__Written task__. Output every line of the data exactly as it appears.

= = =

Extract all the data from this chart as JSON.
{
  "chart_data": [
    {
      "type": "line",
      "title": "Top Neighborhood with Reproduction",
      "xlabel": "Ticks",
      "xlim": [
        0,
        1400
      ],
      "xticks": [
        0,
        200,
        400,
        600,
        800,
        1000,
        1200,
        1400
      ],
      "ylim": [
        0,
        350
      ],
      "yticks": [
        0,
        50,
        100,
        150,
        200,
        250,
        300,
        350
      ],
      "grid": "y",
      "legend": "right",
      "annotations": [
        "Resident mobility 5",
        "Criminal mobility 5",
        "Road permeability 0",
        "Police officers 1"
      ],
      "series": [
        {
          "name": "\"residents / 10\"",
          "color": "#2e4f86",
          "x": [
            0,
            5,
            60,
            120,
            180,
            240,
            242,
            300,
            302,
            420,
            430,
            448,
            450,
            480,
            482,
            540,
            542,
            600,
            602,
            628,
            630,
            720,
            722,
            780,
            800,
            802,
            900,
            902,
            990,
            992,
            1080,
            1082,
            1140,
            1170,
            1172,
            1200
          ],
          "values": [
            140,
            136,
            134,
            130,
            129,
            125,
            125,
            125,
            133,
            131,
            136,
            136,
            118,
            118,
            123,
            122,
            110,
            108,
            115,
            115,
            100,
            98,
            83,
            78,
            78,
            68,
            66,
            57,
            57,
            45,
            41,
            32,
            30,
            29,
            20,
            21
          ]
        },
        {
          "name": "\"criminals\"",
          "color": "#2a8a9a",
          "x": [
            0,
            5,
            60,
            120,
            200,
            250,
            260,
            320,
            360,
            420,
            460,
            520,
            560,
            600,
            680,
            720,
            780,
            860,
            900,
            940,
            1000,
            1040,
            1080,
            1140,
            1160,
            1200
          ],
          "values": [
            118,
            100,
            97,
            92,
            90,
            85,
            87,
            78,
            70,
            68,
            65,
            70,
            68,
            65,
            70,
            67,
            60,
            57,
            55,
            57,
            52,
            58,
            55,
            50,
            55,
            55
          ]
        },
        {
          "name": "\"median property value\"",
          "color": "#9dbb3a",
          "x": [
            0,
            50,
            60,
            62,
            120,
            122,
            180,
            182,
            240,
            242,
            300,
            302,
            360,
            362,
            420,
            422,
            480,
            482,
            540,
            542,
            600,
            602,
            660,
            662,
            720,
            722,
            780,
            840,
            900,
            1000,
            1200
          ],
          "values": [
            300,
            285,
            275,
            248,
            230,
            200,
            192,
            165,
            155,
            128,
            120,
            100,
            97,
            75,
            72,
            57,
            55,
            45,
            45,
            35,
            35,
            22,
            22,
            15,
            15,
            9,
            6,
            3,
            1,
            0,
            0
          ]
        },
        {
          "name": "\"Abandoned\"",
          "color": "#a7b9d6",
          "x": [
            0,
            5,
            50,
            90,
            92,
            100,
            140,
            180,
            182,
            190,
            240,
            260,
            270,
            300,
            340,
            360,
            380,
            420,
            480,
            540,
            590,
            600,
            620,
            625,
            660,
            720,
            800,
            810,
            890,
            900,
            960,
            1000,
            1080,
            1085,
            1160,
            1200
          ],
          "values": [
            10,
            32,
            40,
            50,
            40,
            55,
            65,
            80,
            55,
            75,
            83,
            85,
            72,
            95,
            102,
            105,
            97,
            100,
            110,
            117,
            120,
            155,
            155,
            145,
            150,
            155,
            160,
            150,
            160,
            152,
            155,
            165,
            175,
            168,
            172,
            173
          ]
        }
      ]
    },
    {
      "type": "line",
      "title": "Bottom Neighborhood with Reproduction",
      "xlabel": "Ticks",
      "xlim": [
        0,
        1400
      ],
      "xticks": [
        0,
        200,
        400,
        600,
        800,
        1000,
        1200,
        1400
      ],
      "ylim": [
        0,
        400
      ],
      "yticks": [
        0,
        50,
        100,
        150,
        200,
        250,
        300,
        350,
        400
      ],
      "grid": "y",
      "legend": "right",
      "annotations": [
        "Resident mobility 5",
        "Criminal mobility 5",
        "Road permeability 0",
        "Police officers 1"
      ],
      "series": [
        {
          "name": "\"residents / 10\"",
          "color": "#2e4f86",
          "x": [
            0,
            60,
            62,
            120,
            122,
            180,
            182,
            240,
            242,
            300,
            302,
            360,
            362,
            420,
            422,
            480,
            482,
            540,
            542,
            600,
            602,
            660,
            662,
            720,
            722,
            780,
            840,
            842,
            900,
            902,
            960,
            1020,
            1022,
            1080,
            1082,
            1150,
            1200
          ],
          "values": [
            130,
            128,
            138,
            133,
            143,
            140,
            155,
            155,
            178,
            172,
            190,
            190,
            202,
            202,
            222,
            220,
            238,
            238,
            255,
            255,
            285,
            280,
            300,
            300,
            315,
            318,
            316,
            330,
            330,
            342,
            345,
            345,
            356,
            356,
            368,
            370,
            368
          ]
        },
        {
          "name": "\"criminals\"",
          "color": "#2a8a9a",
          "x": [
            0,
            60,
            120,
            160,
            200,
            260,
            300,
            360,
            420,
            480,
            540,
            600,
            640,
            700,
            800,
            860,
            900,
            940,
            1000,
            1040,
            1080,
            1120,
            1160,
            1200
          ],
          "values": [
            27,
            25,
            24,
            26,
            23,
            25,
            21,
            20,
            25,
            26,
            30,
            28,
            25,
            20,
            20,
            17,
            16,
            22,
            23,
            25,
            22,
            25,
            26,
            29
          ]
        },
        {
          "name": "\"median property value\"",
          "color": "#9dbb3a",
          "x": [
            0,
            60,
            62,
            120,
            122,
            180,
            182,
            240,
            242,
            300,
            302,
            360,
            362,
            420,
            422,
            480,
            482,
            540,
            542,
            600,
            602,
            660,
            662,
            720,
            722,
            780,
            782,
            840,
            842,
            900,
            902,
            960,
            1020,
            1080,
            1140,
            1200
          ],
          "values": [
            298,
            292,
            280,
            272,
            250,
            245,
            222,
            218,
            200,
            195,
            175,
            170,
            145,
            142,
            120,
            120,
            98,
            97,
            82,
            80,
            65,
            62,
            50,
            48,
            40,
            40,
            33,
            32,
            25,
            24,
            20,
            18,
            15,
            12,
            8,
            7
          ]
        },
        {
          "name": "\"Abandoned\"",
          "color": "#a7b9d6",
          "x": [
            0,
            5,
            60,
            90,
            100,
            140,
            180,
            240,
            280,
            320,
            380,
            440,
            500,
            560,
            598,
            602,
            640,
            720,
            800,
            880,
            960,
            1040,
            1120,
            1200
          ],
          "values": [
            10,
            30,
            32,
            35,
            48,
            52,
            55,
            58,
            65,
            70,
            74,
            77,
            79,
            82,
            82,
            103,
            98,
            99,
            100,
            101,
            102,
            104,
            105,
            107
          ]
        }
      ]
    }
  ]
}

= = =

__Result for this exercise__.
Extract all the data from this chart as JSON.
{
  "chart_data": [
    {
      "type": "line",
      "title": "Top Neighborhood with Reproduction",
      "xlabel": "Ticks",
      "xlim": [
        0,
        1400
      ],
      "xticks": [
        0,
        200,
        400,
        600,
        800,
        1000,
        1200,
        1400
      ],
      "ylim": [
        0,
        350
      ],
      "yticks": [
        0,
        50,
        100,
        150,
        200,
        250,
        300,
        350
      ],
      "grid": "y",
      "legend": "right",
      "annotations": [
        "Resident mobility 5",
        "Criminal mobility 5",
        "Road permeability 0",
        "Police officers 1"
      ],
      "series": [
        {
          "name": "\"residents / 10\"",
          "color": "#2e4f86",
          "x": [
            0,
            5,
            60,
            120,
            180,
            240,
            242,
            300,
            302,
            420,
            430,
            448,
            450,
            480,
            482,
            540,
            542,
            600,
            602,
            628,
            630,
            720,
            722,
            780,
            800,
            802,
            900,
            902,
            990,
            992,
            1080,
            1082,
            1140,
            1170,
            1172,
            1200
          ],
          "values": [
            140,
            136,
            134,
            130,
            129,
            125,
            125,
            125,
            133,
            131,
            136,
            136,
            118,
            118,
            123,
            122,
            110,
            108,
            115,
            115,
            100,
            98,
            83,
            78,
            78,
            68,
            66,
            57,
            57,
            45,
            41,
            32,
            30,
            29,
            20,
            21
          ]
        },
        {
          "name": "\"criminals\"",
          "color": "#2a8a9a",
          "x": [
            0,
            5,
            60,
            120,
            200,
            250,
            260,
            320,
            360,
            420,
            460,
            520,
            560,
            600,
            680,
            720,
            780,
            860,
            900,
            940,
            1000,
            1040,
            1080,
            1140,
            1160,
            1200
          ],
          "values": [
            118,
            100,
            97,
            92,
            90,
            85,
            87,
            78,
            70,
            68,
            65,
            70,
            68,
            65,
            70,
            67,
            60,
            57,
            55,
            57,
            52,
            58,
            55,
            50,
            55,
            55
          ]
        },
        {
          "name": "\"median property value\"",
          "color": "#9dbb3a",
          "x": [
            0,
            50,
            60,
            62,
            120,
            122,
            180,
            182,
            240,
            242,
            300,
            302,
            360,
            362,
            420,
            422,
            480,
            482,
            540,
            542,
            600,
            602,
            660,
            662,
            720,
            722,
            780,
            840,
            900,
            1000,
            1200
          ],
          "values": [
            300,
            285,
            275,
            248,
            230,
            200,
            192,
            165,
            155,
            128,
            120,
            100,
            97,
            75,
            72,
            57,
            55,
            45,
            45,
            35,
            35,
            22,
            22,
            15,
            15,
            9,
            6,
            3,
            1,
            0,
            0
          ]
        },
        {
          "name": "\"Abandoned\"",
          "color": "#a7b9d6",
          "x": [
            0,
            5,
            50,
            90,
            92,
            100,
            140,
            180,
            182,
            190,
            240,
            260,
            270,
            300,
            340,
            360,
            380,
            420,
            480,
            540,
            590,
            600,
            620,
            625,
            660,
            720,
            800,
            810,
            890,
            900,
            960,
            1000,
            1080,
            1085,
            1160,
            1200
          ],
          "values": [
            10,
            32,
            40,
            50,
            40,
            55,
            65,
            80,
            55,
            75,
            83,
            85,
            72,
            95,
            102,
            105,
            97,
            100,
            110,
            117,
            120,
            155,
            155,
            145,
            150,
            155,
            160,
            150,
            160,
            152,
            155,
            165,
            175,
            168,
            172,
            173
          ]
        }
      ]
    },
    {
      "type": "line",
      "title": "Bottom Neighborhood with Reproduction",
      "xlabel": "Ticks",
      "xlim": [
        0,
        1400
      ],
      "xticks": [
        0,
        200,
        400,
        600,
        800,
        1000,
        1200,
        1400
      ],
      "ylim": [
        0,
        400
      ],
      "yticks": [
        0,
        50,
        100,
        150,
        200,
        250,
        300,
        350,
        400
      ],
      "grid": "y",
      "legend": "right",
      "annotations": [
        "Resident mobility 5",
        "Criminal mobility 5",
        "Road permeability 0",
        "Police officers 1"
      ],
      "series": [
        {
          "name": "\"residents / 10\"",
          "color": "#2e4f86",
          "x": [
            0,
            60,
            62,
            120,
            122,
            180,
            182,
            240,
            242,
            300,
            302,
            360,
            362,
            420,
            422,
            480,
            482,
            540,
            542,
            600,
            602,
            660,
            662,
            720,
            722,
            780,
            840,
            842,
            900,
            902,
            960,
            1020,
            1022,
            1080,
            1082,
            1150,
            1200
          ],
          "values": [
            130,
            128,
            138,
            133,
            143,
            140,
            155,
            155,
            178,
            172,
            190,
            190,
            202,
            202,
            222,
            220,
            238,
            238,
            255,
            255,
            285,
            280,
            300,
            300,
            315,
            318,
            316,
            330,
            330,
            342,
            345,
            345,
            356,
            356,
            368,
            370,
            368
          ]
        },
        {
          "name": "\"criminals\"",
          "color": "#2a8a9a",
          "x": [
            0,
            60,
            120,
            160,
            200,
            260,
            300,
            360,
            420,
            480,
            540,
            600,
            640,
            700,
            800,
            860,
            900,
            940,
            1000,
            1040,
            1080,
            1120,
            1160,
            1200
          ],
          "values": [
            27,
            25,
            24,
            26,
            23,
            25,
            21,
            20,
            25,
            26,
            30,
            28,
            25,
            20,
            20,
            17,
            16,
            22,
            23,
            25,
            22,
            25,
            26,
            29
          ]
        },
        {
          "name": "\"median property value\"",
          "color": "#9dbb3a",
          "x": [
            0,
            60,
            62,
            120,
            122,
            180,
            182,
            240,
            242,
            300,
            302,
            360,
            362,
            420,
            422,
            480,
            482,
            540,
            542,
            600,
            602,
            660,
            662,
            720,
            722,
            780,
            782,
            840,
            842,
            900,
            902,
            960,
            1020,
            1080,
            1140,
            1200
          ],
          "values": [
            298,
            292,
            280,
            272,
            250,
            245,
            222,
            218,
            200,
            195,
            175,
            170,
            145,
            142,
            120,
            120,
            98,
            97,
            82,
            80,
            65,
            62,
            50,
            48,
            40,
            40,
            33,
            32,
            25,
            24,
            20,
            18,
            15,
            12,
            8,
            7
          ]
        },
        {
          "name": "\"Abandoned\"",
          "color": "#a7b9d6",
          "x": [
            0,
            5,
            60,
            90,
            100,
            140,
            180,
            240,
            280,
            320,
            380,
            440,
            500,
            560,
            598,
            602,
            640,
            720,
            800,
            880,
            960,
            1040,
            1120,
            1200
          ],
          "values": [
            10,
            30,
            32,
            35,
            48,
            52,
            55,
            58,
            65,
            70,
            74,
            77,
            79,
            82,
            82,
            103,
            98,
            99,
            100,
            101,
            102,
            104,
            105,
            107
          ]
        }
      ]
    }
  ]
}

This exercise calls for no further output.